- TASK INSTRUCTIONS:
The entries below are to be written out again without alteration.

- Data records:
* begin *
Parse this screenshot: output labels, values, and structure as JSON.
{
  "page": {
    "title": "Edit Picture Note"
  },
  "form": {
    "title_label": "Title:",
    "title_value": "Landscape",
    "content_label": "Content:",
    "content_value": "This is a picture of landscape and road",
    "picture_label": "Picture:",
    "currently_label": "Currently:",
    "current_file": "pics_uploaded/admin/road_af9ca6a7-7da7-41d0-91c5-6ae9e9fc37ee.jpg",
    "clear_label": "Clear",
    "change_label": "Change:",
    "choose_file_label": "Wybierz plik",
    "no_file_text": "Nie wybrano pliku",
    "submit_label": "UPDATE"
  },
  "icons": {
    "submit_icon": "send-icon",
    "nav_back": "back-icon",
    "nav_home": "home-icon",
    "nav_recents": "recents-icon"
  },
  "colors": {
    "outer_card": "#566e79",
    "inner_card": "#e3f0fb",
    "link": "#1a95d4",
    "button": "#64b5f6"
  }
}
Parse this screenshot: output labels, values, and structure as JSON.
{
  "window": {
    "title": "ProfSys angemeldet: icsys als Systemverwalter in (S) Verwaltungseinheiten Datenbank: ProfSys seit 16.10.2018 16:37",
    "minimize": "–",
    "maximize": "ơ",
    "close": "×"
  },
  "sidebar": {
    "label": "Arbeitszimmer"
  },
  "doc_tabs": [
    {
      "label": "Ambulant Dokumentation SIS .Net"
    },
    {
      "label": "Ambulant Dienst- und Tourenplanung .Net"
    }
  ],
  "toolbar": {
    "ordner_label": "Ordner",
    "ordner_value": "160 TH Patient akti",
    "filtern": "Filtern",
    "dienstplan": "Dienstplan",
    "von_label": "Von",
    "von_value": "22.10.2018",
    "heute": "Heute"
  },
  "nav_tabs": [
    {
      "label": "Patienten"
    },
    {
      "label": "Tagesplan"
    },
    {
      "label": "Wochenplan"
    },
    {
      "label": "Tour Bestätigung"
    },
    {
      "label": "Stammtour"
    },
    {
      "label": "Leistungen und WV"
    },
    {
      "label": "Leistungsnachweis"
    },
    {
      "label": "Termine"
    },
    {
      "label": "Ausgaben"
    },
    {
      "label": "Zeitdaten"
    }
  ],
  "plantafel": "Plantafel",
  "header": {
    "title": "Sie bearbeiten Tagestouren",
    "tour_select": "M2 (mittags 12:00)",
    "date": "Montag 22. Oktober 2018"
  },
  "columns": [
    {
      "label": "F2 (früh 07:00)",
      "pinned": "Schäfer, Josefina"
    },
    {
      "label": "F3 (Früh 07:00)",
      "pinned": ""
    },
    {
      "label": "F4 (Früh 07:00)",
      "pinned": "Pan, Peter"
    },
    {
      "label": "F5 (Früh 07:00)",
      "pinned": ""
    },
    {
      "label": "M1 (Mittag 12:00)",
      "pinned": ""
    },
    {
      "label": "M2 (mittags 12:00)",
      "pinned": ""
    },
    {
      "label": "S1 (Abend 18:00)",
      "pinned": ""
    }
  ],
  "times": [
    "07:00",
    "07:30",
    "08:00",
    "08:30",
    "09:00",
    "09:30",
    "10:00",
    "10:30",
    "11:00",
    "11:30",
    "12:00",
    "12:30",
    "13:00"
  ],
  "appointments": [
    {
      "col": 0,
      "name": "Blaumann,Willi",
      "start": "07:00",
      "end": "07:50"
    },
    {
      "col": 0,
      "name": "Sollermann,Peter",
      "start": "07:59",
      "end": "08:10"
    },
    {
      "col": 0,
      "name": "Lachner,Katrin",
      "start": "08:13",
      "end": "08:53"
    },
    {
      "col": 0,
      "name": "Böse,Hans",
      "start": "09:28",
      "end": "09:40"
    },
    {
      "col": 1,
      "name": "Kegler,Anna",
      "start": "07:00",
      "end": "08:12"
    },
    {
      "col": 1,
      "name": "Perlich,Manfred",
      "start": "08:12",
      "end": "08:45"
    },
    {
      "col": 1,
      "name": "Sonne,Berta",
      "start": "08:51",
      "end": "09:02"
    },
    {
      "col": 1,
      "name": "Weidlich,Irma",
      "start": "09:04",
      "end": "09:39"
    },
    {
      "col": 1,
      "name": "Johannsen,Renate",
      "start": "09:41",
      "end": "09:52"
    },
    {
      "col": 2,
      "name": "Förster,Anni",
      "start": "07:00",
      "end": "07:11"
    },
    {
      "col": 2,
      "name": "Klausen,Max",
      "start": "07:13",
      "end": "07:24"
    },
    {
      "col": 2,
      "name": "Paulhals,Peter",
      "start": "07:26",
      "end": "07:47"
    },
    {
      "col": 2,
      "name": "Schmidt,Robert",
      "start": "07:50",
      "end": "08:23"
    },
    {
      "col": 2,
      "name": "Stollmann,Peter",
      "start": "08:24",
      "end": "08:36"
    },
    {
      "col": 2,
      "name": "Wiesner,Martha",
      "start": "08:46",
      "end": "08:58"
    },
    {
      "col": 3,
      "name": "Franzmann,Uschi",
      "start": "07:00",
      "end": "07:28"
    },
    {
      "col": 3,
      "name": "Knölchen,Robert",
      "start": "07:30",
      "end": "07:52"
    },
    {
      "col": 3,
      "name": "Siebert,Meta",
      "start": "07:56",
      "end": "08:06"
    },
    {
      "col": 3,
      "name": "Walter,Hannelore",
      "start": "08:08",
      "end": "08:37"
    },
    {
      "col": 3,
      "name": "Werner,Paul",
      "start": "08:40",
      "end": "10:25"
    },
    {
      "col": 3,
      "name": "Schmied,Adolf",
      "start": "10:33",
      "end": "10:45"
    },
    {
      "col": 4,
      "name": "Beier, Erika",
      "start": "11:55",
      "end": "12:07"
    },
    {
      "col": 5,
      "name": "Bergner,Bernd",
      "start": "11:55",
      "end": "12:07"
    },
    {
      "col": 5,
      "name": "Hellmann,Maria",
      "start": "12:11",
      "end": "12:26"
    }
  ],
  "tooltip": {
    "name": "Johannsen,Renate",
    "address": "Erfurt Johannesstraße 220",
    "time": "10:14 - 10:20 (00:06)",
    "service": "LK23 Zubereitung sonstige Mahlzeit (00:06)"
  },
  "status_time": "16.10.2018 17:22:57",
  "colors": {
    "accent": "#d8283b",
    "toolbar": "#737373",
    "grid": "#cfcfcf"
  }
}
* end *
- ANSWER TO THIS TASK:
Parse this screenshot: output labels, values, and structure as JSON.
{
  "page": {
    "title": "Edit Picture Note"
  },
  "form": {
    "title_label": "Title:",
    "title_value": "Landscape",
    "content_label": "Content:",
    "content_value": "This is a picture of landscape and road",
    "picture_label": "Picture:",
    "currently_label": "Currently:",
    "current_file": "pics_uploaded/admin/road_af9ca6a7-7da7-41d0-91c5-6ae9e9fc37ee.jpg",
    "clear_label": "Clear",
    "change_label": "Change:",
    "choose_file_label": "Wybierz plik",
    "no_file_text": "Nie wybrano pliku",
    "submit_label": "UPDATE"
  },
  "icons": {
    "submit_icon": "send-icon",
    "nav_back": "back-icon",
    "nav_home": "home-icon",
    "nav_recents": "recents-icon"
  },
  "colors": {
    "outer_card": "#566e79",
    "inner_card": "#e3f0fb",
    "link": "#1a95d4",
    "button": "#64b5f6"
  }
}
Parse this screenshot: output labels, values, and structure as JSON.
{
  "window": {
    "title": "ProfSys angemeldet: icsys als Systemverwalter in (S) Verwaltungseinheiten Datenbank: ProfSys seit 16.10.2018 16:37",
    "minimize": "–",
    "maximize": "ơ",
    "close": "×"
  },
  "sidebar": {
    "label": "Arbeitszimmer"
  },
  "doc_tabs": [
    {
      "label": "Ambulant Dokumentation SIS .Net"
    },
    {
      "label": "Ambulant Dienst- und Tourenplanung .Net"
    }
  ],
  "toolbar": {
    "ordner_label": "Ordner",
    "ordner_value": "160 TH Patient akti",
    "filtern": "Filtern",
    "dienstplan": "Dienstplan",
    "von_label": "Von",
    "von_value": "22.10.2018",
    "heute": "Heute"
  },
  "nav_tabs": [
    {
      "label": "Patienten"
    },
    {
      "label": "Tagesplan"
    },
    {
      "label": "Wochenplan"
    },
    {
      "label": "Tour Bestätigung"
    },
    {
      "label": "Stammtour"
    },
    {
      "label": "Leistungen und WV"
    },
    {
      "label": "Leistungsnachweis"
    },
    {
      "label": "Termine"
    },
    {
      "label": "Ausgaben"
    },
    {
      "label": "Zeitdaten"
    }
  ],
  "plantafel": "Plantafel",
  "header": {
    "title": "Sie bearbeiten Tagestouren",
    "tour_select": "M2 (mittags 12:00)",
    "date": "Montag 22. Oktober 2018"
  },
  "columns": [
    {
      "label": "F2 (früh 07:00)",
      "pinned": "Schäfer, Josefina"
    },
    {
      "label": "F3 (Früh 07:00)",
      "pinned": ""
    },
    {
      "label": "F4 (Früh 07:00)",
      "pinned": "Pan, Peter"
    },
    {
      "label": "F5 (Früh 07:00)",
      "pinned": ""
    },
    {
      "label": "M1 (Mittag 12:00)",
      "pinned": ""
    },
    {
      "label": "M2 (mittags 12:00)",
      "pinned": ""
    },
    {
      "label": "S1 (Abend 18:00)",
      "pinned": ""
    }
  ],
  "times": [
    "07:00",
    "07:30",
    "08:00",
    "08:30",
    "09:00",
    "09:30",
    "10:00",
    "10:30",
    "11:00",
    "11:30",
    "12:00",
    "12:30",
    "13:00"
  ],
  "appointments": [
    {
      "col": 0,
      "name": "Blaumann,Willi",
      "start": "07:00",
      "end": "07:50"
    },
    {
      "col": 0,
      "name": "Sollermann,Peter",
      "start": "07:59",
      "end": "08:10"
    },
    {
      "col": 0,
      "name": "Lachner,Katrin",
      "start": "08:13",
      "end": "08:53"
    },
    {
      "col": 0,
      "name": "Böse,Hans",
      "start": "09:28",
      "end": "09:40"
    },
    {
      "col": 1,
      "name": "Kegler,Anna",
      "start": "07:00",
      "end": "08:12"
    },
    {
      "col": 1,
      "name": "Perlich,Manfred",
      "start": "08:12",
      "end": "08:45"
    },
    {
      "col": 1,
      "name": "Sonne,Berta",
      "start": "08:51",
      "end": "09:02"
    },
    {
      "col": 1,
      "name": "Weidlich,Irma",
      "start": "09:04",
      "end": "09:39"
    },
    {
      "col": 1,
      "name": "Johannsen,Renate",
      "start": "09:41",
      "end": "09:52"
    },
    {
      "col": 2,
      "name": "Förster,Anni",
      "start": "07:00",
      "end": "07:11"
    },
    {
      "col": 2,
      "name": "Klausen,Max",
      "start": "07:13",
      "end": "07:24"
    },
    {
      "col": 2,
      "name": "Paulhals,Peter",
      "start": "07:26",
      "end": "07:47"
    },
    {
      "col": 2,
      "name": "Schmidt,Robert",
      "start": "07:50",
      "end": "08:23"
    },
    {
      "col": 2,
      "name": "Stollmann,Peter",
      "start": "08:24",
      "end": "08:36"
    },
    {
      "col": 2,
      "name": "Wiesner,Martha",
      "start": "08:46",
      "end": "08:58"
    },
    {
      "col": 3,
      "name": "Franzmann,Uschi",
      "start": "07:00",
      "end": "07:28"
    },
    {
      "col": 3,
      "name": "Knölchen,Robert",
      "start": "07:30",
      "end": "07:52"
    },
    {
      "col": 3,
      "name": "Siebert,Meta",
      "start": "07:56",
      "end": "08:06"
    },
    {
      "col": 3,
      "name": "Walter,Hannelore",
      "start": "08:08",
      "end": "08:37"
    },
    {
      "col": 3,
      "name": "Werner,Paul",
      "start": "08:40",
      "end": "10:25"
    },
    {
      "col": 3,
      "name": "Schmied,Adolf",
      "start": "10:33",
      "end": "10:45"
    },
    {
      "col": 4,
      "name": "Beier, Erika",
      "start": "11:55",
      "end": "12:07"
    },
    {
      "col": 5,
      "name": "Bergner,Bernd",
      "start": "11:55",
      "end": "12:07"
    },
    {
      "col": 5,
      "name": "Hellmann,Maria",
      "start": "12:11",
      "end": "12:26"
    }
  ],
  "tooltip": {
    "name": "Johannsen,Renate",
    "address": "Erfurt Johannesstraße 220",
    "time": "10:14 - 10:20 (00:06)",
    "service": "LK23 Zubereitung sonstige Mahlzeit (00:06)"
  },
  "status_time": "16.10.2018 17:22:57",
  "colors": {
    "accent": "#d8283b",
    "toolbar": "#737373",
    "grid": "#cfcfcf"
  }
}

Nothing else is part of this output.